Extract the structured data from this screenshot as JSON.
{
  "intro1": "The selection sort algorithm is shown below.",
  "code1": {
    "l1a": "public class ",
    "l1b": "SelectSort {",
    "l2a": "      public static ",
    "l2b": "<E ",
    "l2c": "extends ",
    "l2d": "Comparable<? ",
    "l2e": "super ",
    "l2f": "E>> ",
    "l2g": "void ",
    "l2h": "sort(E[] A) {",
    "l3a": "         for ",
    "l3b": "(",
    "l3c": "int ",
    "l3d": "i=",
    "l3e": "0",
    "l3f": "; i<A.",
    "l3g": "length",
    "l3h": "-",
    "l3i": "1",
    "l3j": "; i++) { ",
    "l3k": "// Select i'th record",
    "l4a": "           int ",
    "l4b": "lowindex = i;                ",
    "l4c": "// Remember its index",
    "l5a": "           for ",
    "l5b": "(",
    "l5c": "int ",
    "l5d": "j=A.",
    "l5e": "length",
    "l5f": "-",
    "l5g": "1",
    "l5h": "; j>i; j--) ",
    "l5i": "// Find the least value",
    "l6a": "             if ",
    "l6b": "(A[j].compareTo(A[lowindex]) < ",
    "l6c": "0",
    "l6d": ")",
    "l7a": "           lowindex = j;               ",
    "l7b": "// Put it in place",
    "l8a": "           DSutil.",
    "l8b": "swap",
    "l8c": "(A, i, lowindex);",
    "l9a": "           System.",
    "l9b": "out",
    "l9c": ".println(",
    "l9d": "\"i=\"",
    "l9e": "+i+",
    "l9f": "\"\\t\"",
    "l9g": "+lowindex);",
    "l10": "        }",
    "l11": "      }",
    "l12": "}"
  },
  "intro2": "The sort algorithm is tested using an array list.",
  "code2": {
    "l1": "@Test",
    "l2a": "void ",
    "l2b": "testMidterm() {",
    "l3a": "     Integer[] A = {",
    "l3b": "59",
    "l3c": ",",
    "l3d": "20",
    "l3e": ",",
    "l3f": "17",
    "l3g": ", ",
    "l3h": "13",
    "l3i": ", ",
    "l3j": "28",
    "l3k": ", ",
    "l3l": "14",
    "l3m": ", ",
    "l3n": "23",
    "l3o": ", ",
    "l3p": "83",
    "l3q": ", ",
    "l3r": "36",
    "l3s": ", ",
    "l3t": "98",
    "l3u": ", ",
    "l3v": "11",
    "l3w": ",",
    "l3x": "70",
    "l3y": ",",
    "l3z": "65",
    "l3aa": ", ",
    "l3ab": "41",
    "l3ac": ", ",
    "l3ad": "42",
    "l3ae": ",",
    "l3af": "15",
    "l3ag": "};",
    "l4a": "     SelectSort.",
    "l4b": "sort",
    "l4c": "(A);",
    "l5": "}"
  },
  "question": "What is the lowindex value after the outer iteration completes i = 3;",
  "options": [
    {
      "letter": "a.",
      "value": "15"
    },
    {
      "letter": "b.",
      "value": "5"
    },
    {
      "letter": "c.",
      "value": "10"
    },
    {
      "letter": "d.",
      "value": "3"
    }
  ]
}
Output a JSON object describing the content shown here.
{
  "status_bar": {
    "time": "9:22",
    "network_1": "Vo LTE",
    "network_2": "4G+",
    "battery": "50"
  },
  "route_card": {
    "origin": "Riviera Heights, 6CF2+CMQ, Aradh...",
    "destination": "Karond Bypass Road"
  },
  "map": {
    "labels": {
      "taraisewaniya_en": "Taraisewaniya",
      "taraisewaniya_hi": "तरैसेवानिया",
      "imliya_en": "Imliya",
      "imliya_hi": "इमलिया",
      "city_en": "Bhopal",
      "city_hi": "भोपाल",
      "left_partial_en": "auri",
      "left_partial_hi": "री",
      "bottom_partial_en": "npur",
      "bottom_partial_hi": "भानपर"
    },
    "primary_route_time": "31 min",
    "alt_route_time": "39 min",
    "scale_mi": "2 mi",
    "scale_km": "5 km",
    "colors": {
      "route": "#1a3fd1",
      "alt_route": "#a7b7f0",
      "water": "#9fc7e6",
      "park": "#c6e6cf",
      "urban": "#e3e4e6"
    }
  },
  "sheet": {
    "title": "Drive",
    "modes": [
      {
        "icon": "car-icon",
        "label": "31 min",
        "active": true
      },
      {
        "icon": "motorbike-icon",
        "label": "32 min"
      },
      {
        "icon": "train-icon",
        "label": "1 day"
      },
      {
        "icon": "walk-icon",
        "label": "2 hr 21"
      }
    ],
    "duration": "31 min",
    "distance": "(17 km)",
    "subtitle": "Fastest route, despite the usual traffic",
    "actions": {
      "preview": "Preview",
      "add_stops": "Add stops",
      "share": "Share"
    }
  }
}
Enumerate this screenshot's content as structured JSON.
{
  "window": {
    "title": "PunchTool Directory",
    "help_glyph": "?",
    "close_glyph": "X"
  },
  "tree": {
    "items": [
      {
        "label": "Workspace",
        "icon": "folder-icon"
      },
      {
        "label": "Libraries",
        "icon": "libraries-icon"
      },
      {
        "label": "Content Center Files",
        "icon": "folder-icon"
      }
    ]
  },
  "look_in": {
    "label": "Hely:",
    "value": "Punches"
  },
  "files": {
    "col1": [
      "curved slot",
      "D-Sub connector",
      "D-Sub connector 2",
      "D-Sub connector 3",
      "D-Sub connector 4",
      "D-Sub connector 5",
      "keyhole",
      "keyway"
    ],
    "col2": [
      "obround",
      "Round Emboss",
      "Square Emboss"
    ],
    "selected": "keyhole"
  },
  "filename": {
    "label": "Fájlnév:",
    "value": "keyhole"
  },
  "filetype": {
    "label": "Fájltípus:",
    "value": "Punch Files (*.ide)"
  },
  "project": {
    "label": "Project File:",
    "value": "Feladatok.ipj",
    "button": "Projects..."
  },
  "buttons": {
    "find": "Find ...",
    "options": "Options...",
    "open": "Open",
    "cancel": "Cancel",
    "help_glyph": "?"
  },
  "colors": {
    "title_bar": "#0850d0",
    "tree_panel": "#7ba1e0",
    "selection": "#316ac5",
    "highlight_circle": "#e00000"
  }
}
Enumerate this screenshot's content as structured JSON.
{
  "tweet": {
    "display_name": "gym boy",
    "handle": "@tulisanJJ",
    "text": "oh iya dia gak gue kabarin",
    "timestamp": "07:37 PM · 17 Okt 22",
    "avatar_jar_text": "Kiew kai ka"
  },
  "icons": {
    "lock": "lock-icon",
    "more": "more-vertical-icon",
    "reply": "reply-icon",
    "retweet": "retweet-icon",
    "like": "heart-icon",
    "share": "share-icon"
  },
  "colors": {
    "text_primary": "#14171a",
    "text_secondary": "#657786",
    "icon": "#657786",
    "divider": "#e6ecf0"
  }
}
^^^^
§ Your task
Extract each line of the material exactly as it stands.

§ Output of the task
Extract the structured data from this screenshot as JSON.
{
  "intro1": "The selection sort algorithm is shown below.",
  "code1": {
    "l1a": "public class ",
    "l1b": "SelectSort {",
    "l2a": "      public static ",
    "l2b": "<E ",
    "l2c": "extends ",
    "l2d": "Comparable<? ",
    "l2e": "super ",
    "l2f": "E>> ",
    "l2g": "void ",
    "l2h": "sort(E[] A) {",
    "l3a": "         for ",
    "l3b": "(",
    "l3c": "int ",
    "l3d": "i=",
    "l3e": "0",
    "l3f": "; i<A.",
    "l3g": "length",
    "l3h": "-",
    "l3i": "1",
    "l3j": "; i++) { ",
    "l3k": "// Select i'th record",
    "l4a": "           int ",
    "l4b": "lowindex = i;                ",
    "l4c": "// Remember its index",
    "l5a": "           for ",
    "l5b": "(",
    "l5c": "int ",
    "l5d": "j=A.",
    "l5e": "length",
    "l5f": "-",
    "l5g": "1",
    "l5h": "; j>i; j--) ",
    "l5i": "// Find the least value",
    "l6a": "             if ",
    "l6b": "(A[j].compareTo(A[lowindex]) < ",
    "l6c": "0",
    "l6d": ")",
    "l7a": "           lowindex = j;               ",
    "l7b": "// Put it in place",
    "l8a": "           DSutil.",
    "l8b": "swap",
    "l8c": "(A, i, lowindex);",
    "l9a": "           System.",
    "l9b": "out",
    "l9c": ".println(",
    "l9d": "\"i=\"",
    "l9e": "+i+",
    "l9f": "\"\\t\"",
    "l9g": "+lowindex);",
    "l10": "        }",
    "l11": "      }",
    "l12": "}"
  },
  "intro2": "The sort algorithm is tested using an array list.",
  "code2": {
    "l1": "@Test",
    "l2a": "void ",
    "l2b": "testMidterm() {",
    "l3a": "     Integer[] A = {",
    "l3b": "59",
    "l3c": ",",
    "l3d": "20",
    "l3e": ",",
    "l3f": "17",
    "l3g": ", ",
    "l3h": "13",
    "l3i": ", ",
    "l3j": "28",
    "l3k": ", ",
    "l3l": "14",
    "l3m": ", ",
    "l3n": "23",
    "l3o": ", ",
    "l3p": "83",
    "l3q": ", ",
    "l3r": "36",
    "l3s": ", ",
    "l3t": "98",
    "l3u": ", ",
    "l3v": "11",
    "l3w": ",",
    "l3x": "70",
    "l3y": ",",
    "l3z": "65",
    "l3aa": ", ",
    "l3ab": "41",
    "l3ac": ", ",
    "l3ad": "42",
    "l3ae": ",",
    "l3af": "15",
    "l3ag": "};",
    "l4a": "     SelectSort.",
    "l4b": "sort",
    "l4c": "(A);",
    "l5": "}"
  },
  "question": "What is the lowindex value after the outer iteration completes i = 3;",
  "options": [
    {
      "letter": "a.",
      "value": "15"
    },
    {
      "letter": "b.",
      "value": "5"
    },
    {
      "letter": "c.",
      "value": "10"
    },
    {
      "letter": "d.",
      "value": "3"
    }
  ]
}
Output a JSON object describing the content shown here.
{
  "status_bar": {
    "time": "9:22",
    "network_1": "Vo LTE",
    "network_2": "4G+",
    "battery": "50"
  },
  "route_card": {
    "origin": "Riviera Heights, 6CF2+CMQ, Aradh...",
    "destination": "Karond Bypass Road"
  },
  "map": {
    "labels": {
      "taraisewaniya_en": "Taraisewaniya",
      "taraisewaniya_hi": "तरैसेवानिया",
      "imliya_en": "Imliya",
      "imliya_hi": "इमलिया",
      "city_en": "Bhopal",
      "city_hi": "भोपाल",
      "left_partial_en": "auri",
      "left_partial_hi": "री",
      "bottom_partial_en": "npur",
      "bottom_partial_hi": "भानपर"
    },
    "primary_route_time": "31 min",
    "alt_route_time": "39 min",
    "scale_mi": "2 mi",
    "scale_km": "5 km",
    "colors": {
      "route": "#1a3fd1",
      "alt_route": "#a7b7f0",
      "water": "#9fc7e6",
      "park": "#c6e6cf",
      "urban": "#e3e4e6"
    }
  },
  "sheet": {
    "title": "Drive",
    "modes": [
      {
        "icon": "car-icon",
        "label": "31 min",
        "active": true
      },
      {
        "icon": "motorbike-icon",
        "label": "32 min"
      },
      {
        "icon": "train-icon",
        "label": "1 day"
      },
      {
        "icon": "walk-icon",
        "label": "2 hr 21"
      }
    ],
    "duration": "31 min",
    "distance": "(17 km)",
    "subtitle": "Fastest route, despite the usual traffic",
    "actions": {
      "preview": "Preview",
      "add_stops": "Add stops",
      "share": "Share"
    }
  }
}
Enumerate this screenshot's content as structured JSON.
{
  "window": {
    "title": "PunchTool Directory",
    "help_glyph": "?",
    "close_glyph": "X"
  },
  "tree": {
    "items": [
      {
        "label": "Workspace",
        "icon": "folder-icon"
      },
      {
        "label": "Libraries",
        "icon": "libraries-icon"
      },
      {
        "label": "Content Center Files",
        "icon": "folder-icon"
      }
    ]
  },
  "look_in": {
    "label": "Hely:",
    "value": "Punches"
  },
  "files": {
    "col1": [
      "curved slot",
      "D-Sub connector",
      "D-Sub connector 2",
      "D-Sub connector 3",
      "D-Sub connector 4",
      "D-Sub connector 5",
      "keyhole",
      "keyway"
    ],
    "col2": [
      "obround",
      "Round Emboss",
      "Square Emboss"
    ],
    "selected": "keyhole"
  },
  "filename": {
    "label": "Fájlnév:",
    "value": "keyhole"
  },
  "filetype": {
    "label": "Fájltípus:",
    "value": "Punch Files (*.ide)"
  },
  "project": {
    "label": "Project File:",
    "value": "Feladatok.ipj",
    "button": "Projects..."
  },
  "buttons": {
    "find": "Find ...",
    "options": "Options...",
    "open": "Open",
    "cancel": "Cancel",
    "help_glyph": "?"
  },
  "colors": {
    "title_bar": "#0850d0",
    "tree_panel": "#7ba1e0",
    "selection": "#316ac5",
    "highlight_circle": "#e00000"
  }
}
Enumerate this screenshot's content as structured JSON.
{
  "tweet": {
    "display_name": "gym boy",
    "handle": "@tulisanJJ",
    "text": "oh iya dia gak gue kabarin",
    "timestamp": "07:37 PM · 17 Okt 22",
    "avatar_jar_text": "Kiew kai ka"
  },
  "icons": {
    "lock": "lock-icon",
    "more": "more-vertical-icon",
    "reply": "reply-icon",
    "retweet": "retweet-icon",
    "like": "heart-icon",
    "share": "share-icon"
  },
  "colors": {
    "text_primary": "#14171a",
    "text_secondary": "#657786",
    "icon": "#657786",
    "divider": "#e6ecf0"
  }
}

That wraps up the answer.